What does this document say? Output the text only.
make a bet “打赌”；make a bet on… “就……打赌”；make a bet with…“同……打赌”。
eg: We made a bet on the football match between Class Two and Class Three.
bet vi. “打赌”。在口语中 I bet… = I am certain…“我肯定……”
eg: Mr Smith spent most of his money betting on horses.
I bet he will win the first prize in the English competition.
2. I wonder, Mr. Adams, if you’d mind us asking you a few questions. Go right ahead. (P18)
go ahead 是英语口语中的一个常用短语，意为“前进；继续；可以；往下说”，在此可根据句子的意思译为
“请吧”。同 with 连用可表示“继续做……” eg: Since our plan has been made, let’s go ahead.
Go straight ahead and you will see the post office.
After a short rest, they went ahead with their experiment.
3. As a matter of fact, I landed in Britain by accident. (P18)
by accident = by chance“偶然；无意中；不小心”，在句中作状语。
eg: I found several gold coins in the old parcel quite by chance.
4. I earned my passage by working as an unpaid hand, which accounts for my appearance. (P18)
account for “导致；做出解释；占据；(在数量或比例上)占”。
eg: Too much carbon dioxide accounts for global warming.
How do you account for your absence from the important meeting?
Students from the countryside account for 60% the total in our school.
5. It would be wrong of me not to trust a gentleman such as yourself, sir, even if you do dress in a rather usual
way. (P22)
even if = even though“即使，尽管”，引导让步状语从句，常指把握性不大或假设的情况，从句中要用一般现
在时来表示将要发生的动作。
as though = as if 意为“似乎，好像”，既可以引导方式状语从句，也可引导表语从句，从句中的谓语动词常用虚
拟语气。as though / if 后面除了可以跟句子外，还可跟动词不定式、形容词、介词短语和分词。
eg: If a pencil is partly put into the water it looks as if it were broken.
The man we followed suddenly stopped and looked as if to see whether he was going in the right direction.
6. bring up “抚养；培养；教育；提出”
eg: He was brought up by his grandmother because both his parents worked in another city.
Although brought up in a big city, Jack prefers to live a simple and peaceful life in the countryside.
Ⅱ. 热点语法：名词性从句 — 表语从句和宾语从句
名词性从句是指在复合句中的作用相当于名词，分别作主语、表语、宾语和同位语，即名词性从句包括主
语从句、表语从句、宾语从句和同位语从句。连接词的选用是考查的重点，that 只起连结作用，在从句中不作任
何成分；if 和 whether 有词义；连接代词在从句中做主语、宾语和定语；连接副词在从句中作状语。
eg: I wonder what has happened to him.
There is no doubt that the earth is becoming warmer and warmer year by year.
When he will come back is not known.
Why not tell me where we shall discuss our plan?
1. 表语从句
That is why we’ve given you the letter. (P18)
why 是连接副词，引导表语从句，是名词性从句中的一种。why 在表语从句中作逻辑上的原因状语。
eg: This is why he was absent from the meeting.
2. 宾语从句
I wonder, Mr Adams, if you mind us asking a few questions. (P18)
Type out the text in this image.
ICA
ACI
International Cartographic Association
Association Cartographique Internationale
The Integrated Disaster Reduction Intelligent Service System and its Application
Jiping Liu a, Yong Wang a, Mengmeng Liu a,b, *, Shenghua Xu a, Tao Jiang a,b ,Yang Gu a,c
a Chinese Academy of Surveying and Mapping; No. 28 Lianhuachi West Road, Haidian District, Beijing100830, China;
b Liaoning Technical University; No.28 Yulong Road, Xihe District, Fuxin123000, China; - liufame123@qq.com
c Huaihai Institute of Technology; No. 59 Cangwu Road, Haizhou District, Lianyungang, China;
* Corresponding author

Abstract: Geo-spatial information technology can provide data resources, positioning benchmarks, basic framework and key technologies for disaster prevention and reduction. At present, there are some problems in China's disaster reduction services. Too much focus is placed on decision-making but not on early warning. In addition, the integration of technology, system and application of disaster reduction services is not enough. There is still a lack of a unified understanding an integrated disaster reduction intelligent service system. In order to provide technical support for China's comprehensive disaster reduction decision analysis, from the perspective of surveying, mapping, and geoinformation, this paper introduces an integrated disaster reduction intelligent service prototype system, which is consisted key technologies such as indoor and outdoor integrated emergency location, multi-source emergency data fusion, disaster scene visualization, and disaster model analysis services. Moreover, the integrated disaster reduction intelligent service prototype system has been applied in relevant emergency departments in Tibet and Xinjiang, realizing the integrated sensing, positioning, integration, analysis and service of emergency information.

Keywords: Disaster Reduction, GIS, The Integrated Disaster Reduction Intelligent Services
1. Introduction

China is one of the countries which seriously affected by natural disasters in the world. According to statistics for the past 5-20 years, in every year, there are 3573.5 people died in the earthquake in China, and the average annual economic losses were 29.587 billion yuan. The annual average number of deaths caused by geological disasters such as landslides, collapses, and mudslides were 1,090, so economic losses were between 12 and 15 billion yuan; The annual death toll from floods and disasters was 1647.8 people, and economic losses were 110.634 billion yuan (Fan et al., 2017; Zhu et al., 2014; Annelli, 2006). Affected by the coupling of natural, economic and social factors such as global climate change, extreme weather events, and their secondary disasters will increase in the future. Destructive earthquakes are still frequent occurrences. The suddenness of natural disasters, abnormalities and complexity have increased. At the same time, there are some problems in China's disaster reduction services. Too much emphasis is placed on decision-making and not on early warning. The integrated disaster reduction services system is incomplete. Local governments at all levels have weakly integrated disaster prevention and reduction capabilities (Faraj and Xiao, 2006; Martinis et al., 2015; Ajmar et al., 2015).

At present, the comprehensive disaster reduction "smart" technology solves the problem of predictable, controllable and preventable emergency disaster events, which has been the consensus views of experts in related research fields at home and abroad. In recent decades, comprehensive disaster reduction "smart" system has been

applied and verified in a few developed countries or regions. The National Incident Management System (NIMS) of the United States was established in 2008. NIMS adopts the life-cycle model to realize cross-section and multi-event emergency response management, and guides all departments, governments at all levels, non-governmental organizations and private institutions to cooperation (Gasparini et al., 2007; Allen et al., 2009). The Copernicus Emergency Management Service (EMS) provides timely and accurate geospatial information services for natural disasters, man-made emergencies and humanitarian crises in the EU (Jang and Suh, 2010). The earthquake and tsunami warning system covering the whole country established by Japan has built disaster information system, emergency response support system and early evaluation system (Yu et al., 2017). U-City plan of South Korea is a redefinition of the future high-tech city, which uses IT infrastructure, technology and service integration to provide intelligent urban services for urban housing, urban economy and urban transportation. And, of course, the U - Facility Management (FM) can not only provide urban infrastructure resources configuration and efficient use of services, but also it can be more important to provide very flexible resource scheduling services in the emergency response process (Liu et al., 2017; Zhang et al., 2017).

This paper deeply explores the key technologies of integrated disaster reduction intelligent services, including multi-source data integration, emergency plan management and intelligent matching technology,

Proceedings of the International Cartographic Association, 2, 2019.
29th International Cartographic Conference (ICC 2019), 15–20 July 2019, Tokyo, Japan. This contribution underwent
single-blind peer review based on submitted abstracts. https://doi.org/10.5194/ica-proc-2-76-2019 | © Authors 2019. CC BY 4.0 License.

============================================================

What you will do: Exactly reproduce the material above.

Finished task:
What does this document say? Output the text only.
make a bet “打赌”；make a bet on… “就……打赌”；make a bet with…“同……打赌”。
eg: We made a bet on the football match between Class Two and Class Three.
bet vi. “打赌”。在口语中 I bet… = I am certain…“我肯定……”
eg: Mr Smith spent most of his money betting on horses.
I bet he will win the first prize in the English competition.
2. I wonder, Mr. Adams, if you’d mind us asking you a few questions. Go right ahead. (P18)
go ahead 是英语口语中的一个常用短语，意为“前进；继续；可以；往下说”，在此可根据句子的意思译为
“请吧”。同 with 连用可表示“继续做……” eg: Since our plan has been made, let’s go ahead.
Go straight ahead and you will see the post office.
After a short rest, they went ahead with their experiment.
3. As a matter of fact, I landed in Britain by accident. (P18)
by accident = by chance“偶然；无意中；不小心”，在句中作状语。
eg: I found several gold coins in the old parcel quite by chance.
4. I earned my passage by working as an unpaid hand, which accounts for my appearance. (P18)
account for “导致；做出解释；占据；(在数量或比例上)占”。
eg: Too much carbon dioxide accounts for global warming.
How do you account for your absence from the important meeting?
Students from the countryside account for 60% the total in our school.
5. It would be wrong of me not to trust a gentleman such as yourself, sir, even if you do dress in a rather usual
way. (P22)
even if = even though“即使，尽管”，引导让步状语从句，常指把握性不大或假设的情况，从句中要用一般现
在时来表示将要发生的动作。
as though = as if 意为“似乎，好像”，既可以引导方式状语从句，也可引导表语从句，从句中的谓语动词常用虚
拟语气。as though / if 后面除了可以跟句子外，还可跟动词不定式、形容词、介词短语和分词。
eg: If a pencil is partly put into the water it looks as if it were broken.
The man we followed suddenly stopped and looked as if to see whether he was going in the right direction.
6. bring up “抚养；培养；教育；提出”
eg: He was brought up by his grandmother because both his parents worked in another city.
Although brought up in a big city, Jack prefers to live a simple and peaceful life in the countryside.
Ⅱ. 热点语法：名词性从句 — 表语从句和宾语从句
名词性从句是指在复合句中的作用相当于名词，分别作主语、表语、宾语和同位语，即名词性从句包括主
语从句、表语从句、宾语从句和同位语从句。连接词的选用是考查的重点，that 只起连结作用，在从句中不作任
何成分；if 和 whether 有词义；连接代词在从句中做主语、宾语和定语；连接副词在从句中作状语。
eg: I wonder what has happened to him.
There is no doubt that the earth is becoming warmer and warmer year by year.
When he will come back is not known.
Why not tell me where we shall discuss our plan?
1. 表语从句
That is why we’ve given you the letter. (P18)
why 是连接副词，引导表语从句，是名词性从句中的一种。why 在表语从句中作逻辑上的原因状语。
eg: This is why he was absent from the meeting.
2. 宾语从句
I wonder, Mr Adams, if you mind us asking a few questions. (P18)
Type out the text in this image.
ICA
ACI
International Cartographic Association
Association Cartographique Internationale
The Integrated Disaster Reduction Intelligent Service System and its Application
Jiping Liu a, Yong Wang a, Mengmeng Liu a,b, *, Shenghua Xu a, Tao Jiang a,b ,Yang Gu a,c
a Chinese Academy of Surveying and Mapping; No. 28 Lianhuachi West Road, Haidian District, Beijing100830, China;
b Liaoning Technical University; No.28 Yulong Road, Xihe District, Fuxin123000, China; - liufame123@qq.com
c Huaihai Institute of Technology; No. 59 Cangwu Road, Haizhou District, Lianyungang, China;
* Corresponding author

Abstract: Geo-spatial information technology can provide data resources, positioning benchmarks, basic framework and key technologies for disaster prevention and reduction. At present, there are some problems in China's disaster reduction services. Too much focus is placed on decision-making but not on early warning. In addition, the integration of technology, system and application of disaster reduction services is not enough. There is still a lack of a unified understanding an integrated disaster reduction intelligent service system. In order to provide technical support for China's comprehensive disaster reduction decision analysis, from the perspective of surveying, mapping, and geoinformation, this paper introduces an integrated disaster reduction intelligent service prototype system, which is consisted key technologies such as indoor and outdoor integrated emergency location, multi-source emergency data fusion, disaster scene visualization, and disaster model analysis services. Moreover, the integrated disaster reduction intelligent service prototype system has been applied in relevant emergency departments in Tibet and Xinjiang, realizing the integrated sensing, positioning, integration, analysis and service of emergency information.

Keywords: Disaster Reduction, GIS, The Integrated Disaster Reduction Intelligent Services
1. Introduction

China is one of the countries which seriously affected by natural disasters in the world. According to statistics for the past 5-20 years, in every year, there are 3573.5 people died in the earthquake in China, and the average annual economic losses were 29.587 billion yuan. The annual average number of deaths caused by geological disasters such as landslides, collapses, and mudslides were 1,090, so economic losses were between 12 and 15 billion yuan; The annual death toll from floods and disasters was 1647.8 people, and economic losses were 110.634 billion yuan (Fan et al., 2017; Zhu et al., 2014; Annelli, 2006). Affected by the coupling of natural, economic and social factors such as global climate change, extreme weather events, and their secondary disasters will increase in the future. Destructive earthquakes are still frequent occurrences. The suddenness of natural disasters, abnormalities and complexity have increased. At the same time, there are some problems in China's disaster reduction services. Too much emphasis is placed on decision-making and not on early warning. The integrated disaster reduction services system is incomplete. Local governments at all levels have weakly integrated disaster prevention and reduction capabilities (Faraj and Xiao, 2006; Martinis et al., 2015; Ajmar et al., 2015).

At present, the comprehensive disaster reduction "smart" technology solves the problem of predictable, controllable and preventable emergency disaster events, which has been the consensus views of experts in related research fields at home and abroad. In recent decades, comprehensive disaster reduction "smart" system has been

applied and verified in a few developed countries or regions. The National Incident Management System (NIMS) of the United States was established in 2008. NIMS adopts the life-cycle model to realize cross-section and multi-event emergency response management, and guides all departments, governments at all levels, non-governmental organizations and private institutions to cooperation (Gasparini et al., 2007; Allen et al., 2009). The Copernicus Emergency Management Service (EMS) provides timely and accurate geospatial information services for natural disasters, man-made emergencies and humanitarian crises in the EU (Jang and Suh, 2010). The earthquake and tsunami warning system covering the whole country established by Japan has built disaster information system, emergency response support system and early evaluation system (Yu et al., 2017). U-City plan of South Korea is a redefinition of the future high-tech city, which uses IT infrastructure, technology and service integration to provide intelligent urban services for urban housing, urban economy and urban transportation. And, of course, the U - Facility Management (FM) can not only provide urban infrastructure resources configuration and efficient use of services, but also it can be more important to provide very flexible resource scheduling services in the emergency response process (Liu et al., 2017; Zhang et al., 2017).

This paper deeply explores the key technologies of integrated disaster reduction intelligent services, including multi-source data integration, emergency plan management and intelligent matching technology,

Proceedings of the International Cartographic Association, 2, 2019.
29th International Cartographic Conference (ICC 2019), 15–20 July 2019, Tokyo, Japan. This contribution underwent
single-blind peer review based on submitted abstracts. https://doi.org/10.5194/ica-proc-2-76-2019 | © Authors 2019. CC BY 4.0 License.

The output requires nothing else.